**What you need to do:** Search the material for the string "name" and copy each line where it occurs.
═════ Data listing
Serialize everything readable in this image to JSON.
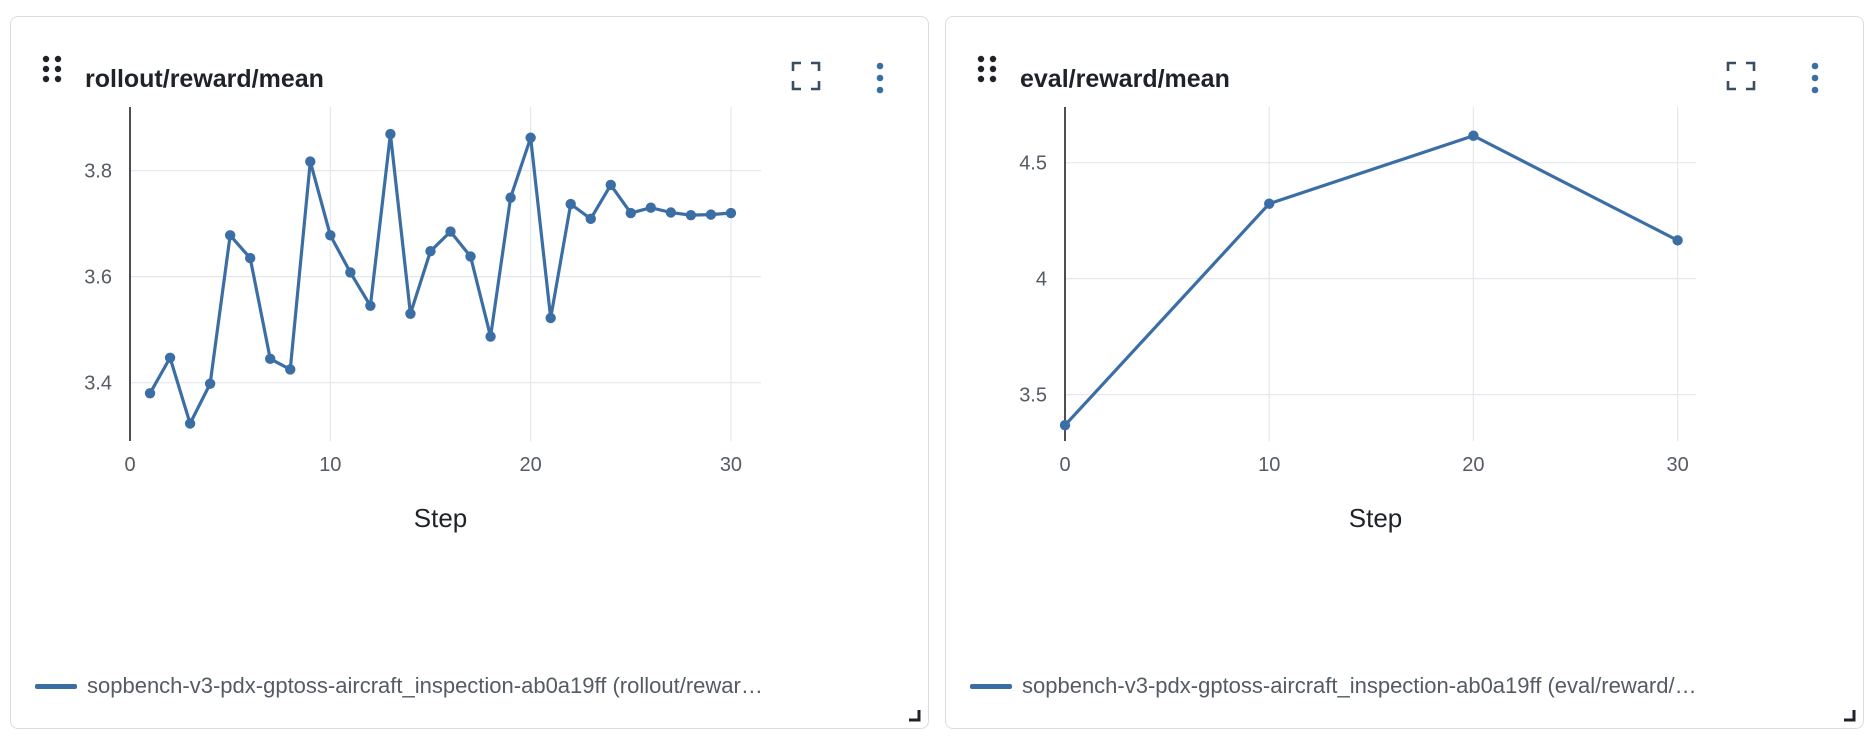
{
  "panels": [
    {
      "title": "rollout/reward/mean",
      "legend": "sopbench-v3-pdx-gptoss-aircraft_inspection-ab0a19ff (rollout/rewar…"
    },
    {
      "title": "eval/reward/mean",
      "legend": "sopbench-v3-pdx-gptoss-aircraft_inspection-ab0a19ff (eval/reward/…"
    }
  ],
  "icons": {
    "drag": "drag-handle-icon",
    "fullscreen": "fullscreen-icon",
    "menu": "more-vertical-icon",
    "resize": "resize-corner-icon"
  },
  "colors": {
    "series": "#3b6ea5",
    "grid": "#e4e7eb"
  },
  "chart_data": [
    {
      "type": "line",
      "title": "rollout/reward/mean",
      "xlabel": "Step",
      "ylabel": "",
      "xlim": [
        0,
        31.5
      ],
      "ylim": [
        3.29,
        3.92
      ],
      "xticks": [
        0,
        10,
        20,
        30
      ],
      "yticks": [
        3.4,
        3.6,
        3.8
      ],
      "ytick_labels": [
        "3.4",
        "3.6",
        "3.8"
      ],
      "grid": true,
      "legend_placement": "bottom",
      "series": [
        {
          "name": "sopbench-v3-pdx-gptoss-aircraft_inspection-ab0a19ff (rollout/rewar…",
          "x": [
            1,
            2,
            3,
            4,
            5,
            6,
            7,
            8,
            9,
            10,
            11,
            12,
            13,
            14,
            15,
            16,
            17,
            18,
            19,
            20,
            21,
            22,
            23,
            24,
            25,
            26,
            27,
            28,
            29,
            30
          ],
          "y": [
            3.38,
            3.447,
            3.323,
            3.398,
            3.678,
            3.635,
            3.445,
            3.425,
            3.817,
            3.678,
            3.608,
            3.545,
            3.869,
            3.53,
            3.648,
            3.685,
            3.638,
            3.487,
            3.749,
            3.862,
            3.522,
            3.737,
            3.709,
            3.773,
            3.72,
            3.73,
            3.721,
            3.716,
            3.717,
            3.72
          ]
        }
      ]
    },
    {
      "type": "line",
      "title": "eval/reward/mean",
      "xlabel": "Step",
      "ylabel": "",
      "xlim": [
        0,
        30.9
      ],
      "ylim": [
        3.3,
        4.74
      ],
      "xticks": [
        0,
        10,
        20,
        30
      ],
      "yticks": [
        3.5,
        4,
        4.5
      ],
      "ytick_labels": [
        "3.5",
        "4",
        "4.5"
      ],
      "grid": true,
      "legend_placement": "bottom",
      "series": [
        {
          "name": "sopbench-v3-pdx-gptoss-aircraft_inspection-ab0a19ff (eval/reward/…",
          "x": [
            0,
            10,
            20,
            30
          ],
          "y": [
            3.368,
            4.323,
            4.616,
            4.165
          ]
        }
      ]
    }
  ]
}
══════════
**Finished answer:**
          "name": "sopbench-v3-pdx-gptoss-aircraft_inspection-ab0a19ff (rollout/rewar…",
          "name": "sopbench-v3-pdx-gptoss-aircraft_inspection-ab0a19ff (eval/reward/…",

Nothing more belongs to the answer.